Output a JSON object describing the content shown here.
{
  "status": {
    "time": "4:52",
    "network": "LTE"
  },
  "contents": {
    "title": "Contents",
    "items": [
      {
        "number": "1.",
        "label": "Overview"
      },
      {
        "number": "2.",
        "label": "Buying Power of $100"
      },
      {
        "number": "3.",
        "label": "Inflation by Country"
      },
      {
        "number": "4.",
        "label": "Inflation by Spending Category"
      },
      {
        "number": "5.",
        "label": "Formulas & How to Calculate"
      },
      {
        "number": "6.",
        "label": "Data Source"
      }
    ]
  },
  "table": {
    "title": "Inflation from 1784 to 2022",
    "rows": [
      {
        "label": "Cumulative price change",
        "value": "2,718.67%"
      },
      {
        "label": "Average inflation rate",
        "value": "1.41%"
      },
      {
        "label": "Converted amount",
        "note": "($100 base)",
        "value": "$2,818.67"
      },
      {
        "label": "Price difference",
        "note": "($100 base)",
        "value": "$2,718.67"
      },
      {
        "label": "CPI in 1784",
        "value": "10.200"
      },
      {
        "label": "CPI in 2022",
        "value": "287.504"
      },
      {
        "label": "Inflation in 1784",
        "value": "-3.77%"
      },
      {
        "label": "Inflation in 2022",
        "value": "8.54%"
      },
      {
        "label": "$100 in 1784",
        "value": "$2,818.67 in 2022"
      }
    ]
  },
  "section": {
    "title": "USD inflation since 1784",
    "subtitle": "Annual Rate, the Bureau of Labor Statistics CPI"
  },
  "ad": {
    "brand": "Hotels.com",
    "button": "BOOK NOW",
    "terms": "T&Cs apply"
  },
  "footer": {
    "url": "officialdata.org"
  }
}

| Directive |
Set down the material above again, word for word.

| The solution |
Output a JSON object describing the content shown here.
{
  "status": {
    "time": "4:52",
    "network": "LTE"
  },
  "contents": {
    "title": "Contents",
    "items": [
      {
        "number": "1.",
        "label": "Overview"
      },
      {
        "number": "2.",
        "label": "Buying Power of $100"
      },
      {
        "number": "3.",
        "label": "Inflation by Country"
      },
      {
        "number": "4.",
        "label": "Inflation by Spending Category"
      },
      {
        "number": "5.",
        "label": "Formulas & How to Calculate"
      },
      {
        "number": "6.",
        "label": "Data Source"
      }
    ]
  },
  "table": {
    "title": "Inflation from 1784 to 2022",
    "rows": [
      {
        "label": "Cumulative price change",
        "value": "2,718.67%"
      },
      {
        "label": "Average inflation rate",
        "value": "1.41%"
      },
      {
        "label": "Converted amount",
        "note": "($100 base)",
        "value": "$2,818.67"
      },
      {
        "label": "Price difference",
        "note": "($100 base)",
        "value": "$2,718.67"
      },
      {
        "label": "CPI in 1784",
        "value": "10.200"
      },
      {
        "label": "CPI in 2022",
        "value": "287.504"
      },
      {
        "label": "Inflation in 1784",
        "value": "-3.77%"
      },
      {
        "label": "Inflation in 2022",
        "value": "8.54%"
      },
      {
        "label": "$100 in 1784",
        "value": "$2,818.67 in 2022"
      }
    ]
  },
  "section": {
    "title": "USD inflation since 1784",
    "subtitle": "Annual Rate, the Bureau of Labor Statistics CPI"
  },
  "ad": {
    "brand": "Hotels.com",
    "button": "BOOK NOW",
    "terms": "T&Cs apply"
  },
  "footer": {
    "url": "officialdata.org"
  }
}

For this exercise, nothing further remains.